◆ **THE TASK**
Output the records. Match them exactly.

** start RECORDED DATA **

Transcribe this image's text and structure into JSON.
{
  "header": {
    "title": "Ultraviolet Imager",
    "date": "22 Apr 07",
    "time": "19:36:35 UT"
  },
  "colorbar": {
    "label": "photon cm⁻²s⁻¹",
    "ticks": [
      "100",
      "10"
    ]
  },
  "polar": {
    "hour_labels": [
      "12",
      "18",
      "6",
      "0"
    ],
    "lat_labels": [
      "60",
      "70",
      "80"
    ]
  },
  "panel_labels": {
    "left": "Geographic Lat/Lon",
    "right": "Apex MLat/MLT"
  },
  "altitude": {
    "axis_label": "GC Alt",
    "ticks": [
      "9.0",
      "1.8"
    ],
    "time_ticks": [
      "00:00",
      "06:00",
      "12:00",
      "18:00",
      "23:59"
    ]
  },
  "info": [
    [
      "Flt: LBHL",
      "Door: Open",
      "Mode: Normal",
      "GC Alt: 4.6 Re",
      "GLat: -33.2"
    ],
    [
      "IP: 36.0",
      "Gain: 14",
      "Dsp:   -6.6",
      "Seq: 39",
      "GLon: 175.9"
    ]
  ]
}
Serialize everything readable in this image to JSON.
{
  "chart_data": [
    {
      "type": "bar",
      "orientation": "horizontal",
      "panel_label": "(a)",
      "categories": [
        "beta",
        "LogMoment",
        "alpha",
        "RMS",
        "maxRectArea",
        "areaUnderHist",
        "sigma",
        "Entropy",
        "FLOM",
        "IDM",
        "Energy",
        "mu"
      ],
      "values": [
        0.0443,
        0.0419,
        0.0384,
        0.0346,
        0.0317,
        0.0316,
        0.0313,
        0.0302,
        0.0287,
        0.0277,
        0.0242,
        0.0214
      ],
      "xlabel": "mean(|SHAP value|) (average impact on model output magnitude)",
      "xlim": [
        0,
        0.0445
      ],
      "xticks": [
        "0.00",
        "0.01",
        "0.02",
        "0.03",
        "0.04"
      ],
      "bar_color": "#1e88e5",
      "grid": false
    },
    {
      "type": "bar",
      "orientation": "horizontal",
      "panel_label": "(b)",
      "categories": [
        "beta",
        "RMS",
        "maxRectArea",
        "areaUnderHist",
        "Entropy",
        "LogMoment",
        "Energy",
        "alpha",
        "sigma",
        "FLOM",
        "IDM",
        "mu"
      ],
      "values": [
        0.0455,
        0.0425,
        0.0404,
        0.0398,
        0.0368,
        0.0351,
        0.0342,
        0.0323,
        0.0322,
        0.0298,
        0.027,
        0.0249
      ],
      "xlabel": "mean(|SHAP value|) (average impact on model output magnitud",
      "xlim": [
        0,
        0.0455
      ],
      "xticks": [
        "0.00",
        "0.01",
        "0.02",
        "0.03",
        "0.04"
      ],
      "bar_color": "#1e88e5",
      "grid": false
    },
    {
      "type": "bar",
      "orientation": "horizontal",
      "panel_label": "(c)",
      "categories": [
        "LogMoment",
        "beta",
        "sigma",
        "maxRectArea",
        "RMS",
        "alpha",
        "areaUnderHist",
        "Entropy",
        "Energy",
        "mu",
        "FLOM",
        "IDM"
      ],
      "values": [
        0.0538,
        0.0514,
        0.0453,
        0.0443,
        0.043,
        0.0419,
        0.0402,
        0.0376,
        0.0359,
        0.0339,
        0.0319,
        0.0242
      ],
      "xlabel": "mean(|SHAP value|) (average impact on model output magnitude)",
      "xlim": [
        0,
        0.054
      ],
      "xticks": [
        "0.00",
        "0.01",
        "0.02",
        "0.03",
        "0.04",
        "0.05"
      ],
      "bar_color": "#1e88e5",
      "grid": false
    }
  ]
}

** end RECORDED DATA **

◆ **EXERCISE OUTPUT**
Transcribe this image's text and structure into JSON.
{
  "header": {
    "title": "Ultraviolet Imager",
    "date": "22 Apr 07",
    "time": "19:36:35 UT"
  },
  "colorbar": {
    "label": "photon cm⁻²s⁻¹",
    "ticks": [
      "100",
      "10"
    ]
  },
  "polar": {
    "hour_labels": [
      "12",
      "18",
      "6",
      "0"
    ],
    "lat_labels": [
      "60",
      "70",
      "80"
    ]
  },
  "panel_labels": {
    "left": "Geographic Lat/Lon",
    "right": "Apex MLat/MLT"
  },
  "altitude": {
    "axis_label": "GC Alt",
    "ticks": [
      "9.0",
      "1.8"
    ],
    "time_ticks": [
      "00:00",
      "06:00",
      "12:00",
      "18:00",
      "23:59"
    ]
  },
  "info": [
    [
      "Flt: LBHL",
      "Door: Open",
      "Mode: Normal",
      "GC Alt: 4.6 Re",
      "GLat: -33.2"
    ],
    [
      "IP: 36.0",
      "Gain: 14",
      "Dsp:   -6.6",
      "Seq: 39",
      "GLon: 175.9"
    ]
  ]
}
Serialize everything readable in this image to JSON.
{
  "chart_data": [
    {
      "type": "bar",
      "orientation": "horizontal",
      "panel_label": "(a)",
      "categories": [
        "beta",
        "LogMoment",
        "alpha",
        "RMS",
        "maxRectArea",
        "areaUnderHist",
        "sigma",
        "Entropy",
        "FLOM",
        "IDM",
        "Energy",
        "mu"
      ],
      "values": [
        0.0443,
        0.0419,
        0.0384,
        0.0346,
        0.0317,
        0.0316,
        0.0313,
        0.0302,
        0.0287,
        0.0277,
        0.0242,
        0.0214
      ],
      "xlabel": "mean(|SHAP value|) (average impact on model output magnitude)",
      "xlim": [
        0,
        0.0445
      ],
      "xticks": [
        "0.00",
        "0.01",
        "0.02",
        "0.03",
        "0.04"
      ],
      "bar_color": "#1e88e5",
      "grid": false
    },
    {
      "type": "bar",
      "orientation": "horizontal",
      "panel_label": "(b)",
      "categories": [
        "beta",
        "RMS",
        "maxRectArea",
        "areaUnderHist",
        "Entropy",
        "LogMoment",
        "Energy",
        "alpha",
        "sigma",
        "FLOM",
        "IDM",
        "mu"
      ],
      "values": [
        0.0455,
        0.0425,
        0.0404,
        0.0398,
        0.0368,
        0.0351,
        0.0342,
        0.0323,
        0.0322,
        0.0298,
        0.027,
        0.0249
      ],
      "xlabel": "mean(|SHAP value|) (average impact on model output magnitud",
      "xlim": [
        0,
        0.0455
      ],
      "xticks": [
        "0.00",
        "0.01",
        "0.02",
        "0.03",
        "0.04"
      ],
      "bar_color": "#1e88e5",
      "grid": false
    },
    {
      "type": "bar",
      "orientation": "horizontal",
      "panel_label": "(c)",
      "categories": [
        "LogMoment",
        "beta",
        "sigma",
        "maxRectArea",
        "RMS",
        "alpha",
        "areaUnderHist",
        "Entropy",
        "Energy",
        "mu",
        "FLOM",
        "IDM"
      ],
      "values": [
        0.0538,
        0.0514,
        0.0453,
        0.0443,
        0.043,
        0.0419,
        0.0402,
        0.0376,
        0.0359,
        0.0339,
        0.0319,
        0.0242
      ],
      "xlabel": "mean(|SHAP value|) (average impact on model output magnitude)",
      "xlim": [
        0,
        0.054
      ],
      "xticks": [
        "0.00",
        "0.01",
        "0.02",
        "0.03",
        "0.04",
        "0.05"
      ],
      "bar_color": "#1e88e5",
      "grid": false
    }
  ]
}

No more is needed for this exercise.